● WHAT TO PRODUCE
The entries below contain pictures. Retype everything except those pictures, exactly as given.

--- BEGIN MATERIAL ---

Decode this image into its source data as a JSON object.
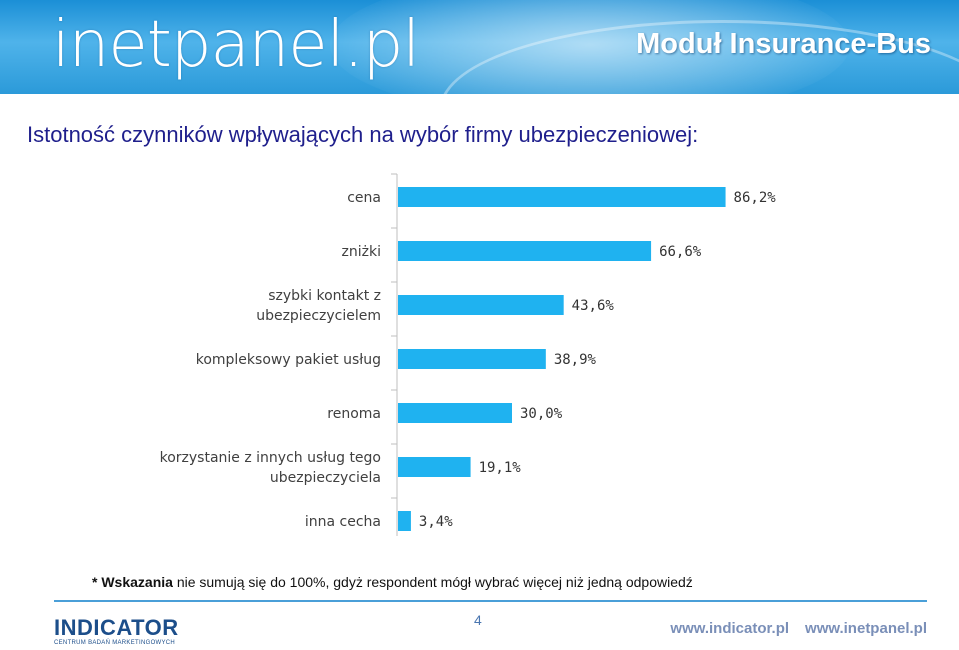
{
  "header": {
    "logo_text": "inetpanel.pl",
    "module_title": "Moduł Insurance-Bus"
  },
  "slide_title": "Istotność czynników wpływających na wybór firmy ubezpieczeniowej:",
  "chart_data": {
    "type": "bar",
    "orientation": "horizontal",
    "categories": [
      [
        "cena"
      ],
      [
        "zniżki"
      ],
      [
        "szybki kontakt z",
        "ubezpieczycielem"
      ],
      [
        "kompleksowy pakiet usług"
      ],
      [
        "renoma"
      ],
      [
        "korzystanie z innych usług tego",
        "ubezpieczyciela"
      ],
      [
        "inna cecha"
      ]
    ],
    "values": [
      86.2,
      66.6,
      43.6,
      38.9,
      30.0,
      19.1,
      3.4
    ],
    "value_labels": [
      "86,2%",
      "66,6%",
      "43,6%",
      "38,9%",
      "30,0%",
      "19,1%",
      "3,4%"
    ],
    "unit": "%",
    "bar_color": "#1fb2f0",
    "grid": false,
    "legend": "none"
  },
  "footnote": {
    "bold": "* Wskazania",
    "text": " nie sumują się do 100%, gdyż respondent mógł wybrać więcej niż jedną odpowiedź"
  },
  "footer": {
    "indicator_name": "INDICATOR",
    "indicator_sub": "CENTRUM BADAŃ MARKETINGOWYCH",
    "page_number": "4",
    "url1": "www.indicator.pl",
    "url2": "www.inetpanel.pl"
  },
  "colors": {
    "title": "#1f1f8c",
    "header_blue": "#2b9ad9",
    "rule": "#4a9fd8"
  }
}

--- END MATERIAL ---

● EXERCISE RESPONSE
Decode this image into its source data as a JSON object.
{
  "header": {
    "logo_text": "inetpanel.pl",
    "module_title": "Moduł Insurance-Bus"
  },
  "slide_title": "Istotność czynników wpływających na wybór firmy ubezpieczeniowej:",
  "chart_data": {
    "type": "bar",
    "orientation": "horizontal",
    "categories": [
      [
        "cena"
      ],
      [
        "zniżki"
      ],
      [
        "szybki kontakt z",
        "ubezpieczycielem"
      ],
      [
        "kompleksowy pakiet usług"
      ],
      [
        "renoma"
      ],
      [
        "korzystanie z innych usług tego",
        "ubezpieczyciela"
      ],
      [
        "inna cecha"
      ]
    ],
    "values": [
      86.2,
      66.6,
      43.6,
      38.9,
      30.0,
      19.1,
      3.4
    ],
    "value_labels": [
      "86,2%",
      "66,6%",
      "43,6%",
      "38,9%",
      "30,0%",
      "19,1%",
      "3,4%"
    ],
    "unit": "%",
    "bar_color": "#1fb2f0",
    "grid": false,
    "legend": "none"
  },
  "footnote": {
    "bold": "* Wskazania",
    "text": " nie sumują się do 100%, gdyż respondent mógł wybrać więcej niż jedną odpowiedź"
  },
  "footer": {
    "indicator_name": "INDICATOR",
    "indicator_sub": "CENTRUM BADAŃ MARKETINGOWYCH",
    "page_number": "4",
    "url1": "www.indicator.pl",
    "url2": "www.inetpanel.pl"
  },
  "colors": {
    "title": "#1f1f8c",
    "header_blue": "#2b9ad9",
    "rule": "#4a9fd8"
  }
}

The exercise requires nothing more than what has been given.